- WRITTEN REQUEST -
Transcribe the records that follow, preserving every word.

───── DATA SHOWN

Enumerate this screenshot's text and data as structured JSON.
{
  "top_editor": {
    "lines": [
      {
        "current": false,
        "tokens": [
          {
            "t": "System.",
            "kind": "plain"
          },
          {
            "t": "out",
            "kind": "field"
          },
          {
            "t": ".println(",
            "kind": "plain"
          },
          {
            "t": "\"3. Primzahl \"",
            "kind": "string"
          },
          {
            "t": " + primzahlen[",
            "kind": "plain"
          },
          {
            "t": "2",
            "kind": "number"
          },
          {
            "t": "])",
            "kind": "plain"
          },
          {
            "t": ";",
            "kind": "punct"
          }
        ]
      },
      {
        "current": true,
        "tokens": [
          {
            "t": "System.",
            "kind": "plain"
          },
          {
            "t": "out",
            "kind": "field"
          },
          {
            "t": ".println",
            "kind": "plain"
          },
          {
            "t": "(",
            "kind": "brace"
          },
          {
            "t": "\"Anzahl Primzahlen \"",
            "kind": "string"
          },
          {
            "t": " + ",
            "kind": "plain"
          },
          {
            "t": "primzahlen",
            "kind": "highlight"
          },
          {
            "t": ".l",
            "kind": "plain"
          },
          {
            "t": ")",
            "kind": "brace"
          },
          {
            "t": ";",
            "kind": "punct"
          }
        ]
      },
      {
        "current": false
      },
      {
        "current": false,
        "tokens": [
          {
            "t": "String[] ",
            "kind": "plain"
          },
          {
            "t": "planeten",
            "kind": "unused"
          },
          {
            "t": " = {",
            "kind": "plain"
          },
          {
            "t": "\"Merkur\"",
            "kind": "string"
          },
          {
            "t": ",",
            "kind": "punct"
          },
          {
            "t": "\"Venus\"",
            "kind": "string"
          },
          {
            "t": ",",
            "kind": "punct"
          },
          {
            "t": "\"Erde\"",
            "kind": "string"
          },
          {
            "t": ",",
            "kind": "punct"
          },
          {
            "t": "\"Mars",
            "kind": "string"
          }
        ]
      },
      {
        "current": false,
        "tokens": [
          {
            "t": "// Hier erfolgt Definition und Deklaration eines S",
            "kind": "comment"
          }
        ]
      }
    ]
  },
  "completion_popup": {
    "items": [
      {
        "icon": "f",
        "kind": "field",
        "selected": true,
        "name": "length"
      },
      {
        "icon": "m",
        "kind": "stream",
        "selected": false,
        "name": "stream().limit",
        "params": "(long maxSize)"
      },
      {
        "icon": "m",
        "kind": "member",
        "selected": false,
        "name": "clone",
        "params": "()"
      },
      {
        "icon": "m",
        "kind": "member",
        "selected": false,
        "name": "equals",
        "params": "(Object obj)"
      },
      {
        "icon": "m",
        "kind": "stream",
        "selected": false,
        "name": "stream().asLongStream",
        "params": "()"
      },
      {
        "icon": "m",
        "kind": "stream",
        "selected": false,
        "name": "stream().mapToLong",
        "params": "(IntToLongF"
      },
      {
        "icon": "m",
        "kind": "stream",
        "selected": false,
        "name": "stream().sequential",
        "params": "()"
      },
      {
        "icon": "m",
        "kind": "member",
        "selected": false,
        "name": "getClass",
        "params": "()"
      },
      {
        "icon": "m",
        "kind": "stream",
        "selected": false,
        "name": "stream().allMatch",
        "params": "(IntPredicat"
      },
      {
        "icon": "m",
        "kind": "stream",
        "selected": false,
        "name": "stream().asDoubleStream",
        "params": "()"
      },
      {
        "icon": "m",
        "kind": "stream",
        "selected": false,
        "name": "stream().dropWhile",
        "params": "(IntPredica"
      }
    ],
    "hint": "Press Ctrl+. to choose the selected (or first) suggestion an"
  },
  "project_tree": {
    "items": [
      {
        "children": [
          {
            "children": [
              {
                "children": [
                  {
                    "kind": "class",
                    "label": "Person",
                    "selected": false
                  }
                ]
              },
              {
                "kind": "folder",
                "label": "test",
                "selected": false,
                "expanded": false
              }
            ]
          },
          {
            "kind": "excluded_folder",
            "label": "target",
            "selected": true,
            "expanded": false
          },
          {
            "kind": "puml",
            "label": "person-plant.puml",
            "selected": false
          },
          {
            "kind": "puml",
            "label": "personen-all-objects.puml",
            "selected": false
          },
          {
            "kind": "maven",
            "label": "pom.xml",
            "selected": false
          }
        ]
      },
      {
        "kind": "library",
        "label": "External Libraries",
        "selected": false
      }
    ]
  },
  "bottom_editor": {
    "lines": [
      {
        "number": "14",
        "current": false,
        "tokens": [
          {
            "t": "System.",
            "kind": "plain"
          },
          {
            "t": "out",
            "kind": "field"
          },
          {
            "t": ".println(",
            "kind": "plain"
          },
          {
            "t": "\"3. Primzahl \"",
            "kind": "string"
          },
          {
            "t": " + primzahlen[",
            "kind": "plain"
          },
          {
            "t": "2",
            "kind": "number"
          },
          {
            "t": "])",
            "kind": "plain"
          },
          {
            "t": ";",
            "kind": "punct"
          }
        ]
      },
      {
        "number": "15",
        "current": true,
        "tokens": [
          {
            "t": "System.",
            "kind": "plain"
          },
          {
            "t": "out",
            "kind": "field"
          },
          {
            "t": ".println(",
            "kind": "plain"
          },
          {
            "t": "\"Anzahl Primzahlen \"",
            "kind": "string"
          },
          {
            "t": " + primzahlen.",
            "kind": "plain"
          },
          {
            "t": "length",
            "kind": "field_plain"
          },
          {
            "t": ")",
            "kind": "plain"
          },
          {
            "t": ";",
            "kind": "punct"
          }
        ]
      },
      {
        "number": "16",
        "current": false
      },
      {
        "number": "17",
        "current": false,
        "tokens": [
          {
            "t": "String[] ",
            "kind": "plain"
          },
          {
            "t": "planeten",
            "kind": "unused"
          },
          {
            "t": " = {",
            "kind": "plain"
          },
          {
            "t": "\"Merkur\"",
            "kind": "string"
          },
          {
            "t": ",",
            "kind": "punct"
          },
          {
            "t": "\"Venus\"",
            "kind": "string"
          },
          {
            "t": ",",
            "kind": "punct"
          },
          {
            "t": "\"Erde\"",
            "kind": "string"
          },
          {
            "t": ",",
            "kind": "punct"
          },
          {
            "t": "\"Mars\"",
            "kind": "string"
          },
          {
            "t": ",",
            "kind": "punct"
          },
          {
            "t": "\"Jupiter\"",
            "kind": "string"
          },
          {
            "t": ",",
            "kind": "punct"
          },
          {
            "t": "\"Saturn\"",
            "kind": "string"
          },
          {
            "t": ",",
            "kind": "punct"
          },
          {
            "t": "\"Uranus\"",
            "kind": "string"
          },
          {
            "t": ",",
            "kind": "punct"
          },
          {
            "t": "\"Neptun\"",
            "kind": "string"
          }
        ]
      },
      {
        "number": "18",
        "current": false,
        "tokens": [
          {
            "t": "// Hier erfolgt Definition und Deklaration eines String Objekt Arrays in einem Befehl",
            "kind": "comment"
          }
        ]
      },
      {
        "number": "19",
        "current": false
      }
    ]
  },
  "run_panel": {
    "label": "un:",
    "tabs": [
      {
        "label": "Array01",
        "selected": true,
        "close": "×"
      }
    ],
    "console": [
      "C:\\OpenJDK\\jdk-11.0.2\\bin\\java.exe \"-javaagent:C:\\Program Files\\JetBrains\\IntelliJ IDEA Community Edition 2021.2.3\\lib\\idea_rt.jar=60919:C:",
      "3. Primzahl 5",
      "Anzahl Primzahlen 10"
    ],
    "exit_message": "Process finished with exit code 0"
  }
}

──────────

- EXPECTED ANSWER -
Enumerate this screenshot's text and data as structured JSON.
{
  "top_editor": {
    "lines": [
      {
        "current": false,
        "tokens": [
          {
            "t": "System.",
            "kind": "plain"
          },
          {
            "t": "out",
            "kind": "field"
          },
          {
            "t": ".println(",
            "kind": "plain"
          },
          {
            "t": "\"3. Primzahl \"",
            "kind": "string"
          },
          {
            "t": " + primzahlen[",
            "kind": "plain"
          },
          {
            "t": "2",
            "kind": "number"
          },
          {
            "t": "])",
            "kind": "plain"
          },
          {
            "t": ";",
            "kind": "punct"
          }
        ]
      },
      {
        "current": true,
        "tokens": [
          {
            "t": "System.",
            "kind": "plain"
          },
          {
            "t": "out",
            "kind": "field"
          },
          {
            "t": ".println",
            "kind": "plain"
          },
          {
            "t": "(",
            "kind": "brace"
          },
          {
            "t": "\"Anzahl Primzahlen \"",
            "kind": "string"
          },
          {
            "t": " + ",
            "kind": "plain"
          },
          {
            "t": "primzahlen",
            "kind": "highlight"
          },
          {
            "t": ".l",
            "kind": "plain"
          },
          {
            "t": ")",
            "kind": "brace"
          },
          {
            "t": ";",
            "kind": "punct"
          }
        ]
      },
      {
        "current": false
      },
      {
        "current": false,
        "tokens": [
          {
            "t": "String[] ",
            "kind": "plain"
          },
          {
            "t": "planeten",
            "kind": "unused"
          },
          {
            "t": " = {",
            "kind": "plain"
          },
          {
            "t": "\"Merkur\"",
            "kind": "string"
          },
          {
            "t": ",",
            "kind": "punct"
          },
          {
            "t": "\"Venus\"",
            "kind": "string"
          },
          {
            "t": ",",
            "kind": "punct"
          },
          {
            "t": "\"Erde\"",
            "kind": "string"
          },
          {
            "t": ",",
            "kind": "punct"
          },
          {
            "t": "\"Mars",
            "kind": "string"
          }
        ]
      },
      {
        "current": false,
        "tokens": [
          {
            "t": "// Hier erfolgt Definition und Deklaration eines S",
            "kind": "comment"
          }
        ]
      }
    ]
  },
  "completion_popup": {
    "items": [
      {
        "icon": "f",
        "kind": "field",
        "selected": true,
        "name": "length"
      },
      {
        "icon": "m",
        "kind": "stream",
        "selected": false,
        "name": "stream().limit",
        "params": "(long maxSize)"
      },
      {
        "icon": "m",
        "kind": "member",
        "selected": false,
        "name": "clone",
        "params": "()"
      },
      {
        "icon": "m",
        "kind": "member",
        "selected": false,
        "name": "equals",
        "params": "(Object obj)"
      },
      {
        "icon": "m",
        "kind": "stream",
        "selected": false,
        "name": "stream().asLongStream",
        "params": "()"
      },
      {
        "icon": "m",
        "kind": "stream",
        "selected": false,
        "name": "stream().mapToLong",
        "params": "(IntToLongF"
      },
      {
        "icon": "m",
        "kind": "stream",
        "selected": false,
        "name": "stream().sequential",
        "params": "()"
      },
      {
        "icon": "m",
        "kind": "member",
        "selected": false,
        "name": "getClass",
        "params": "()"
      },
      {
        "icon": "m",
        "kind": "stream",
        "selected": false,
        "name": "stream().allMatch",
        "params": "(IntPredicat"
      },
      {
        "icon": "m",
        "kind": "stream",
        "selected": false,
        "name": "stream().asDoubleStream",
        "params": "()"
      },
      {
        "icon": "m",
        "kind": "stream",
        "selected": false,
        "name": "stream().dropWhile",
        "params": "(IntPredica"
      }
    ],
    "hint": "Press Ctrl+. to choose the selected (or first) suggestion an"
  },
  "project_tree": {
    "items": [
      {
        "children": [
          {
            "children": [
              {
                "children": [
                  {
                    "kind": "class",
                    "label": "Person",
                    "selected": false
                  }
                ]
              },
              {
                "kind": "folder",
                "label": "test",
                "selected": false,
                "expanded": false
              }
            ]
          },
          {
            "kind": "excluded_folder",
            "label": "target",
            "selected": true,
            "expanded": false
          },
          {
            "kind": "puml",
            "label": "person-plant.puml",
            "selected": false
          },
          {
            "kind": "puml",
            "label": "personen-all-objects.puml",
            "selected": false
          },
          {
            "kind": "maven",
            "label": "pom.xml",
            "selected": false
          }
        ]
      },
      {
        "kind": "library",
        "label": "External Libraries",
        "selected": false
      }
    ]
  },
  "bottom_editor": {
    "lines": [
      {
        "number": "14",
        "current": false,
        "tokens": [
          {
            "t": "System.",
            "kind": "plain"
          },
          {
            "t": "out",
            "kind": "field"
          },
          {
            "t": ".println(",
            "kind": "plain"
          },
          {
            "t": "\"3. Primzahl \"",
            "kind": "string"
          },
          {
            "t": " + primzahlen[",
            "kind": "plain"
          },
          {
            "t": "2",
            "kind": "number"
          },
          {
            "t": "])",
            "kind": "plain"
          },
          {
            "t": ";",
            "kind": "punct"
          }
        ]
      },
      {
        "number": "15",
        "current": true,
        "tokens": [
          {
            "t": "System.",
            "kind": "plain"
          },
          {
            "t": "out",
            "kind": "field"
          },
          {
            "t": ".println(",
            "kind": "plain"
          },
          {
            "t": "\"Anzahl Primzahlen \"",
            "kind": "string"
          },
          {
            "t": " + primzahlen.",
            "kind": "plain"
          },
          {
            "t": "length",
            "kind": "field_plain"
          },
          {
            "t": ")",
            "kind": "plain"
          },
          {
            "t": ";",
            "kind": "punct"
          }
        ]
      },
      {
        "number": "16",
        "current": false
      },
      {
        "number": "17",
        "current": false,
        "tokens": [
          {
            "t": "String[] ",
            "kind": "plain"
          },
          {
            "t": "planeten",
            "kind": "unused"
          },
          {
            "t": " = {",
            "kind": "plain"
          },
          {
            "t": "\"Merkur\"",
            "kind": "string"
          },
          {
            "t": ",",
            "kind": "punct"
          },
          {
            "t": "\"Venus\"",
            "kind": "string"
          },
          {
            "t": ",",
            "kind": "punct"
          },
          {
            "t": "\"Erde\"",
            "kind": "string"
          },
          {
            "t": ",",
            "kind": "punct"
          },
          {
            "t": "\"Mars\"",
            "kind": "string"
          },
          {
            "t": ",",
            "kind": "punct"
          },
          {
            "t": "\"Jupiter\"",
            "kind": "string"
          },
          {
            "t": ",",
            "kind": "punct"
          },
          {
            "t": "\"Saturn\"",
            "kind": "string"
          },
          {
            "t": ",",
            "kind": "punct"
          },
          {
            "t": "\"Uranus\"",
            "kind": "string"
          },
          {
            "t": ",",
            "kind": "punct"
          },
          {
            "t": "\"Neptun\"",
            "kind": "string"
          }
        ]
      },
      {
        "number": "18",
        "current": false,
        "tokens": [
          {
            "t": "// Hier erfolgt Definition und Deklaration eines String Objekt Arrays in einem Befehl",
            "kind": "comment"
          }
        ]
      },
      {
        "number": "19",
        "current": false
      }
    ]
  },
  "run_panel": {
    "label": "un:",
    "tabs": [
      {
        "label": "Array01",
        "selected": true,
        "close": "×"
      }
    ],
    "console": [
      "C:\\OpenJDK\\jdk-11.0.2\\bin\\java.exe \"-javaagent:C:\\Program Files\\JetBrains\\IntelliJ IDEA Community Edition 2021.2.3\\lib\\idea_rt.jar=60919:C:",
      "3. Primzahl 5",
      "Anzahl Primzahlen 10"
    ],
    "exit_message": "Process finished with exit code 0"
  }
}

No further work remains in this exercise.